Your task is to copy every record exactly.

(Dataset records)
* * * * *

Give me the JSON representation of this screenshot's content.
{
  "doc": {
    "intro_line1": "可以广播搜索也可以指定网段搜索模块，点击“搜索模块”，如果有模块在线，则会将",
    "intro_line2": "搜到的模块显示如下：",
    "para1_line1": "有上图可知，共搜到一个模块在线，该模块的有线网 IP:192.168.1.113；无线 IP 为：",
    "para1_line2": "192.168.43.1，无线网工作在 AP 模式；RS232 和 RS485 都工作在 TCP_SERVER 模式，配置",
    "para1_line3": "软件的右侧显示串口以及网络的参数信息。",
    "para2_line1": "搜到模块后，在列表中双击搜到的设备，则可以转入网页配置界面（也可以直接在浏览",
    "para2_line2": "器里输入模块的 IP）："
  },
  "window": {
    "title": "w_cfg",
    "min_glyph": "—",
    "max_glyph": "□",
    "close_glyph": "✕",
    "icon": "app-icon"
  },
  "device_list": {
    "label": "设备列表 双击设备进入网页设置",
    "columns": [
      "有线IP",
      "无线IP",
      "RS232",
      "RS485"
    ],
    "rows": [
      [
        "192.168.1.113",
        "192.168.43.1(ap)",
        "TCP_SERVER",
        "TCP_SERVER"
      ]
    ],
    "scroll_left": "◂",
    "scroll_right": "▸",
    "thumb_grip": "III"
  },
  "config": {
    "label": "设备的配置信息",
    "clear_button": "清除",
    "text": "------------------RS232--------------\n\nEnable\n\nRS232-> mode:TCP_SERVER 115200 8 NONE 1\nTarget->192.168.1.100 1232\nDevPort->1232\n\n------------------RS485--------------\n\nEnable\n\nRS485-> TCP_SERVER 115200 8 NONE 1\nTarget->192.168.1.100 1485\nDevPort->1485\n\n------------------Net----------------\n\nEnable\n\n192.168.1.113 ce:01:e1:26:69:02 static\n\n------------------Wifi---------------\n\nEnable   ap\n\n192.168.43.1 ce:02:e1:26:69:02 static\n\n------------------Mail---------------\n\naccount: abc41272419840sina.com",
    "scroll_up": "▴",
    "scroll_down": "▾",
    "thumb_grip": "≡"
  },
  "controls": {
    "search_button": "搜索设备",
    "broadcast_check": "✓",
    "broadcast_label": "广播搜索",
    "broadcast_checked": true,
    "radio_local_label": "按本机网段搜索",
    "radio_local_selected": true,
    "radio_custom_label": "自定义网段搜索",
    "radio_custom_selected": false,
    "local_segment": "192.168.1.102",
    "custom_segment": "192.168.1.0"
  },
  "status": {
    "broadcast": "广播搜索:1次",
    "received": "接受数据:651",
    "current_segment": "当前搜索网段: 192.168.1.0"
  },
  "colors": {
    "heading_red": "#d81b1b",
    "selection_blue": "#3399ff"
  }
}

* * * * *

(Exercise result)
Give me the JSON representation of this screenshot's content.
{
  "doc": {
    "intro_line1": "可以广播搜索也可以指定网段搜索模块，点击“搜索模块”，如果有模块在线，则会将",
    "intro_line2": "搜到的模块显示如下：",
    "para1_line1": "有上图可知，共搜到一个模块在线，该模块的有线网 IP:192.168.1.113；无线 IP 为：",
    "para1_line2": "192.168.43.1，无线网工作在 AP 模式；RS232 和 RS485 都工作在 TCP_SERVER 模式，配置",
    "para1_line3": "软件的右侧显示串口以及网络的参数信息。",
    "para2_line1": "搜到模块后，在列表中双击搜到的设备，则可以转入网页配置界面（也可以直接在浏览",
    "para2_line2": "器里输入模块的 IP）："
  },
  "window": {
    "title": "w_cfg",
    "min_glyph": "—",
    "max_glyph": "□",
    "close_glyph": "✕",
    "icon": "app-icon"
  },
  "device_list": {
    "label": "设备列表 双击设备进入网页设置",
    "columns": [
      "有线IP",
      "无线IP",
      "RS232",
      "RS485"
    ],
    "rows": [
      [
        "192.168.1.113",
        "192.168.43.1(ap)",
        "TCP_SERVER",
        "TCP_SERVER"
      ]
    ],
    "scroll_left": "◂",
    "scroll_right": "▸",
    "thumb_grip": "III"
  },
  "config": {
    "label": "设备的配置信息",
    "clear_button": "清除",
    "text": "------------------RS232--------------\n\nEnable\n\nRS232-> mode:TCP_SERVER 115200 8 NONE 1\nTarget->192.168.1.100 1232\nDevPort->1232\n\n------------------RS485--------------\n\nEnable\n\nRS485-> TCP_SERVER 115200 8 NONE 1\nTarget->192.168.1.100 1485\nDevPort->1485\n\n------------------Net----------------\n\nEnable\n\n192.168.1.113 ce:01:e1:26:69:02 static\n\n------------------Wifi---------------\n\nEnable   ap\n\n192.168.43.1 ce:02:e1:26:69:02 static\n\n------------------Mail---------------\n\naccount: abc41272419840sina.com",
    "scroll_up": "▴",
    "scroll_down": "▾",
    "thumb_grip": "≡"
  },
  "controls": {
    "search_button": "搜索设备",
    "broadcast_check": "✓",
    "broadcast_label": "广播搜索",
    "broadcast_checked": true,
    "radio_local_label": "按本机网段搜索",
    "radio_local_selected": true,
    "radio_custom_label": "自定义网段搜索",
    "radio_custom_selected": false,
    "local_segment": "192.168.1.102",
    "custom_segment": "192.168.1.0"
  },
  "status": {
    "broadcast": "广播搜索:1次",
    "received": "接受数据:651",
    "current_segment": "当前搜索网段: 192.168.1.0"
  },
  "colors": {
    "heading_red": "#d81b1b",
    "selection_blue": "#3399ff"
  }
}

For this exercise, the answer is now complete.